### Task requirements
Copy each line containing the word "ylabel" from the records that follow, please.

### Given data

>>

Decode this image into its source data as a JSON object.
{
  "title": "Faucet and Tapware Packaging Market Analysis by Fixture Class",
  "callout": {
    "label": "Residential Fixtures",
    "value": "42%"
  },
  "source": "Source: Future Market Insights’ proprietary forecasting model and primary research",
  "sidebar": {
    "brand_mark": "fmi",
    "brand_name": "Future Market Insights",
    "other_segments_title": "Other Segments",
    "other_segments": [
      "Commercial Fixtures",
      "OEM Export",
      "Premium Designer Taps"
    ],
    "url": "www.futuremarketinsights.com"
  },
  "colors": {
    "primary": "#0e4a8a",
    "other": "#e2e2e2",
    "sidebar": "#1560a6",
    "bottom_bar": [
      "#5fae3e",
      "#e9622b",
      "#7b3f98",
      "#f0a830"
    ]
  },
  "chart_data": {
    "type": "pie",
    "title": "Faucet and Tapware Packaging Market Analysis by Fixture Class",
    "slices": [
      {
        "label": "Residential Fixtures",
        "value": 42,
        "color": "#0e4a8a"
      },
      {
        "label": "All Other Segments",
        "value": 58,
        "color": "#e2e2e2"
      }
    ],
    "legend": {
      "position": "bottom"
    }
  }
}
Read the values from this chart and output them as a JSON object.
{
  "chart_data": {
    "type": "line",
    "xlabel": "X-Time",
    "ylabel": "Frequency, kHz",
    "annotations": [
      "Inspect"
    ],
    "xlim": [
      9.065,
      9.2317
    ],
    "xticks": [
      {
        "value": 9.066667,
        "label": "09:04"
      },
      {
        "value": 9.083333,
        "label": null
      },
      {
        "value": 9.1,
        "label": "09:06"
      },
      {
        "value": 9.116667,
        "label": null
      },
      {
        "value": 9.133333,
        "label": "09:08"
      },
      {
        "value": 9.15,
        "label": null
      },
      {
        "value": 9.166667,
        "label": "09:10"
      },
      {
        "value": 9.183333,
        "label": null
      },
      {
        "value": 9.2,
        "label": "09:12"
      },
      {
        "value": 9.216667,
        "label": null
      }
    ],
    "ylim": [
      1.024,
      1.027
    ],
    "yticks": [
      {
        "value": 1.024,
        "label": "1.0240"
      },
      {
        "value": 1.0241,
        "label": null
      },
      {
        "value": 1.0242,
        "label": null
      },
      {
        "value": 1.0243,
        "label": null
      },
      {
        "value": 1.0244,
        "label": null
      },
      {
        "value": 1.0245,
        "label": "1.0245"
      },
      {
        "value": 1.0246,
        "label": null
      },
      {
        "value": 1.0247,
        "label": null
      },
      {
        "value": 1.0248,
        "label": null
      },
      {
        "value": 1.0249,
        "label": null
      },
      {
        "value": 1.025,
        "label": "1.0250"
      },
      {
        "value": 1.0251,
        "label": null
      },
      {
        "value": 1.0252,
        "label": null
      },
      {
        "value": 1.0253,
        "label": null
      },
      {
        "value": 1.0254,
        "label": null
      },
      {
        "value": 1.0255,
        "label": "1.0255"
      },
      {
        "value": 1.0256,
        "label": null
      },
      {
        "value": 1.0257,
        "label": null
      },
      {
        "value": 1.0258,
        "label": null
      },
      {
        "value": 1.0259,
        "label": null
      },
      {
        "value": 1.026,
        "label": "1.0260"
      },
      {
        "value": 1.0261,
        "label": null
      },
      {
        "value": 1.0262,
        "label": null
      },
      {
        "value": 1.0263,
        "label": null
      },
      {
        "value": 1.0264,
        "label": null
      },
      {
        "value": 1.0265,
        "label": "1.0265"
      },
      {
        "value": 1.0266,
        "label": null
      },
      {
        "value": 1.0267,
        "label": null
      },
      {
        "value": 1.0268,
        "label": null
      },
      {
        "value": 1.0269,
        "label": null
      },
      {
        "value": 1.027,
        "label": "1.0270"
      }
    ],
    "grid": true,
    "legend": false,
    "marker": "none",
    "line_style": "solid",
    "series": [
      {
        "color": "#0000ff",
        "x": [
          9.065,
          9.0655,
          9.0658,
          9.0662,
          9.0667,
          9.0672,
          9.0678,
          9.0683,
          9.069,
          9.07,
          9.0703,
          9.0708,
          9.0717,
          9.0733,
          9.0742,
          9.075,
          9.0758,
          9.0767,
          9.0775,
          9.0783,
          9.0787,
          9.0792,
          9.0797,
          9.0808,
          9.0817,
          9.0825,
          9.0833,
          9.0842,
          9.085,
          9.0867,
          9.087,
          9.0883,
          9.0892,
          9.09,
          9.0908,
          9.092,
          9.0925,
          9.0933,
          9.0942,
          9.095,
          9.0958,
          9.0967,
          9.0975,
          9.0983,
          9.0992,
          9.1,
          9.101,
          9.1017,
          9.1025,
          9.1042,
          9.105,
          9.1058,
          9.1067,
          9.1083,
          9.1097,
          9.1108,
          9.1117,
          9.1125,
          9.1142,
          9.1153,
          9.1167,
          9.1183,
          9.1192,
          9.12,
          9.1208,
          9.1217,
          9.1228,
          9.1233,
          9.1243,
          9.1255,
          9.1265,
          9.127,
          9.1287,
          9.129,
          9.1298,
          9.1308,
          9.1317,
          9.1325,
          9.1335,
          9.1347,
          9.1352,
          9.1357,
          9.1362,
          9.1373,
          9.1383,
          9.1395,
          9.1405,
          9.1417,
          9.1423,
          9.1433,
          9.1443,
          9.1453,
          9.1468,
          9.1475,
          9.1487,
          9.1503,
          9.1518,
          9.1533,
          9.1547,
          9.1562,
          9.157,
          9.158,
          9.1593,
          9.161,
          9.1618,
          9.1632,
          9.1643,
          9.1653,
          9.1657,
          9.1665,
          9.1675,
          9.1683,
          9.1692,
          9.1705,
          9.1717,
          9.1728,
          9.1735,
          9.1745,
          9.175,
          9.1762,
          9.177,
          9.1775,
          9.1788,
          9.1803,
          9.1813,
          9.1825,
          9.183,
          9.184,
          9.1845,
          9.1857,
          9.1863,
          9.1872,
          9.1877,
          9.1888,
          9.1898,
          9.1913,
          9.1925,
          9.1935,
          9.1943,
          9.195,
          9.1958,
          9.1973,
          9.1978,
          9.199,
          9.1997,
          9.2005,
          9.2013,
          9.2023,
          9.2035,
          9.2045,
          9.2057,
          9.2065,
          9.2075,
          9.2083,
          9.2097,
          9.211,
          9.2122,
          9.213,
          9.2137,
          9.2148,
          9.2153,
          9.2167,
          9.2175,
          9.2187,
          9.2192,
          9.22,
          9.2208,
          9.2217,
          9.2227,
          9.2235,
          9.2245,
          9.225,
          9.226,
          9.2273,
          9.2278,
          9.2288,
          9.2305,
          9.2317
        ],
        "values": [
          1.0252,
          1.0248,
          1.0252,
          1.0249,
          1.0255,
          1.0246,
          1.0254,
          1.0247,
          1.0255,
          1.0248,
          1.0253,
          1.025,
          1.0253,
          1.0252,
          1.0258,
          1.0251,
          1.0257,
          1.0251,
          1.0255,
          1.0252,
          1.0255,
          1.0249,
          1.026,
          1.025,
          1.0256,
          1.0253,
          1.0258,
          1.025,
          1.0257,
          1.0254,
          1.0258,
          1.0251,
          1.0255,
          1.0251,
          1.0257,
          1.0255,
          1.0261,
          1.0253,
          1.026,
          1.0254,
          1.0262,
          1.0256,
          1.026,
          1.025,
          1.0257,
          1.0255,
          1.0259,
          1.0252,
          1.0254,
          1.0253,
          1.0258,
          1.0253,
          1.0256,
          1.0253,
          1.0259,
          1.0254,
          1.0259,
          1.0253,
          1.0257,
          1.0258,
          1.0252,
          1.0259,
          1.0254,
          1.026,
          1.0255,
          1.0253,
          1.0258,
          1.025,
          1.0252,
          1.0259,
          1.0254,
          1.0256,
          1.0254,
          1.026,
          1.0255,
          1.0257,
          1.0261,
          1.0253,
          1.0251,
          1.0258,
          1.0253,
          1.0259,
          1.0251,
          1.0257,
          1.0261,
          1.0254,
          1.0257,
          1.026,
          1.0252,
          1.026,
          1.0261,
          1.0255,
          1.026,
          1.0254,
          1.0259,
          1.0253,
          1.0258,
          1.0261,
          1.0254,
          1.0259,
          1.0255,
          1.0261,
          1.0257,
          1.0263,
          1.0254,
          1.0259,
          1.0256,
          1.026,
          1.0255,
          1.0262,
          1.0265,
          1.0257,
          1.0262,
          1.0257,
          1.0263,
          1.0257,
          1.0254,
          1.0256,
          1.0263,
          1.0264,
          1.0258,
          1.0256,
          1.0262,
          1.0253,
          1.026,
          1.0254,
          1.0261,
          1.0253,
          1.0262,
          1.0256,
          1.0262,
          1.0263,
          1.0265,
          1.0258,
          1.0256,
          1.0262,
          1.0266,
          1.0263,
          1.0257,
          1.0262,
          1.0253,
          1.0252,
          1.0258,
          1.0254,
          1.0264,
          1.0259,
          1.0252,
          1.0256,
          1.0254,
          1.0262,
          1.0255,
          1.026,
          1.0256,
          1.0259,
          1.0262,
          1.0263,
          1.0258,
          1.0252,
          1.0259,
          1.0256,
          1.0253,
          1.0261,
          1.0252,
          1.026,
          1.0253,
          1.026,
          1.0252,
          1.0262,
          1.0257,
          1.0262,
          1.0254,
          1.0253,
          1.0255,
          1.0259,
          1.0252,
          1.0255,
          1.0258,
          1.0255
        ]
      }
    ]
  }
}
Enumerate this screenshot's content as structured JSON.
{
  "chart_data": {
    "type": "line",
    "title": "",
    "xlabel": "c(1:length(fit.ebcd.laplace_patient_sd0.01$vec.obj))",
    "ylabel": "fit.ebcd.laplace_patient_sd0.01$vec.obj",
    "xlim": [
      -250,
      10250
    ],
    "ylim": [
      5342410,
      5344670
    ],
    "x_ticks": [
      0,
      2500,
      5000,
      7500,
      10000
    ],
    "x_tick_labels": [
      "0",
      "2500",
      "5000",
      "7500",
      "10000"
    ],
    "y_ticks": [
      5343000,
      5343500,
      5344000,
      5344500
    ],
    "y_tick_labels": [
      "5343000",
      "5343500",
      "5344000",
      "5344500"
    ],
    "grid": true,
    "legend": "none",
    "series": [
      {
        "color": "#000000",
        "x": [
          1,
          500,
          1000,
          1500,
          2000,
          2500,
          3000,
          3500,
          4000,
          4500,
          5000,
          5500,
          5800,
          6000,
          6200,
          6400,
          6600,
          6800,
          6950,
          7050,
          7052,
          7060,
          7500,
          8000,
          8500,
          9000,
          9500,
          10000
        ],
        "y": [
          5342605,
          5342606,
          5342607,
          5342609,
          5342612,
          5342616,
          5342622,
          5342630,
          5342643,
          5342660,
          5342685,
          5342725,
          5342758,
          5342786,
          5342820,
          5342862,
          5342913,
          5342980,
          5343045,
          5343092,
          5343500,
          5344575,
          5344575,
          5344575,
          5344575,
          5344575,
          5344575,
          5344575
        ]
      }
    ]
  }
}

<<

### Problem solution
    "ylabel": "Frequency, kHz",
    "ylabel": "fit.ebcd.laplace_patient_sd0.01$vec.obj",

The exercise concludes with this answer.